本文抜粋:
鎌倉彫の修復と塗り直し

【鎌倉彫の修復・修理について】
大切にしていたお盆を落として割ってしまった。
縁が欠けてしまった。そんな経験はありませんか?
『残念だけど捨ててしまう』と言うのは勿体ないです。

鎌倉彫の修復及び塗り直しで甦らせてはいかがですか?本日は鎌倉彫の飾り盆を落として欠けさせてしまったお客様から修復と塗り直しのご依頼を受け、修理したお話しのご紹介です。

こちらの飾り盆はよく見ると【鯛の飾り盆】です。
裏には新築落成記念の文字が書かれておりました。お客様にとっては大事な記念の品です。

コレクションから抽出したデータ
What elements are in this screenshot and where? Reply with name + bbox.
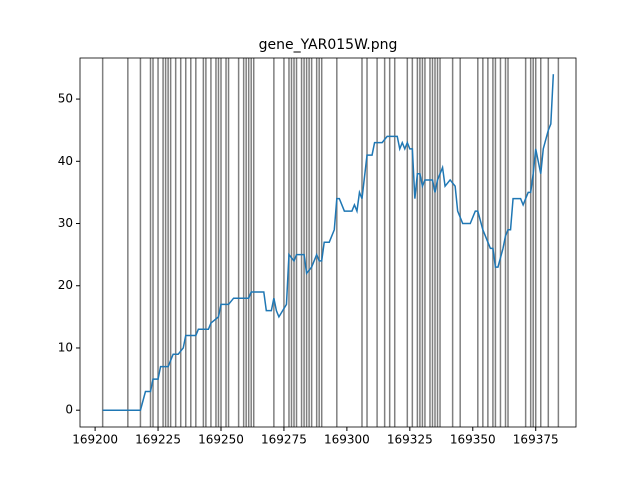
y-tick-label: 50 xyxy=(58,92,73,106)
y-tick-label: 10 xyxy=(58,340,73,354)
y-tick-label: 20 xyxy=(58,278,73,292)
x-tick-label: 169350 xyxy=(450,433,496,447)
x-tick-label: 169225 xyxy=(135,433,181,447)
plot-frame xyxy=(79,57,577,428)
chart-title: gene_YAR015W.png xyxy=(259,37,398,53)
y-tick-label: 0 xyxy=(65,403,73,417)
x-tick-label: 169325 xyxy=(387,433,433,447)
x-tick-label: 169275 xyxy=(261,433,307,447)
x-tick-label: 169375 xyxy=(513,433,559,447)
y-tick-label: 40 xyxy=(58,154,73,168)
x-tick-label: 169250 xyxy=(198,433,244,447)
x-tick-label: 169300 xyxy=(324,433,370,447)
data-line xyxy=(102,74,555,411)
y-tick-label: 30 xyxy=(58,216,73,230)
x-tick-label: 169200 xyxy=(72,433,118,447)
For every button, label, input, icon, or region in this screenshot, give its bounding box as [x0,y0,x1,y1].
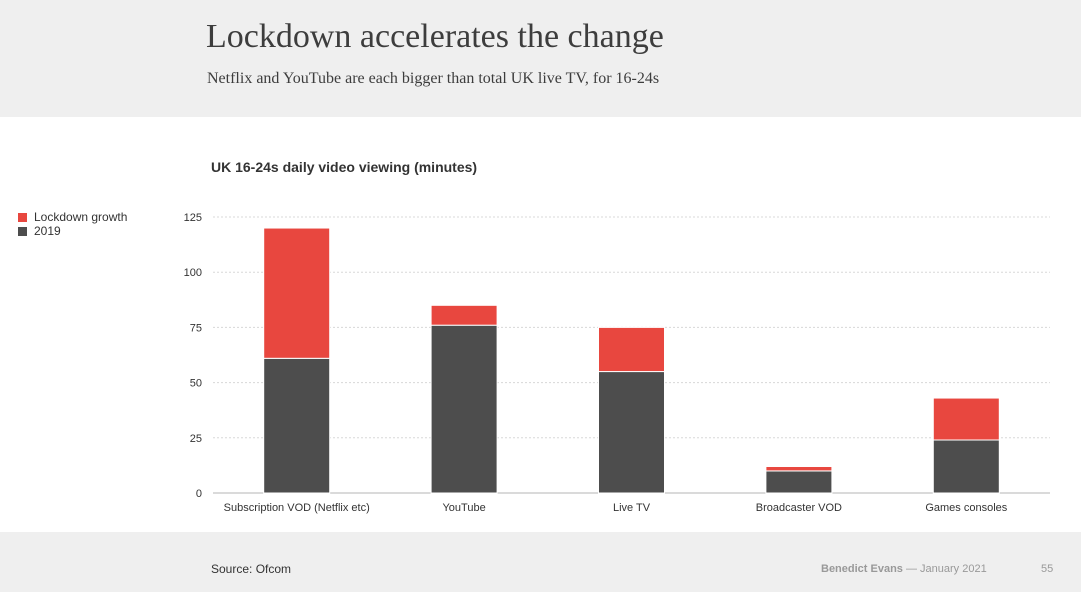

指示:
次の1.〜3.の記述が本文抜粋の内容と合っているかを判断し、それぞれ「はい」か「いいえ」で答えたうえで、根拠となる本文の言葉をそのまま引用してください。
1. 飾り盆の裏には新築落成記念の文字が書かれていた。
2. お客様からの依頼は修復のみで、塗り直しは含まれていなかった。
3. 修理した飾り盆は鯛の飾り盆である。
記録はこの作業には関係しません。

課題の結果:
1. はい。「裏には新築落成記念の文字が書かれておりました。」
2. いいえ。「修復と塗り直しのご依頼を受け」
3. はい。「こちらの飾り盆はよく見ると【鯛の飾り盆】です。」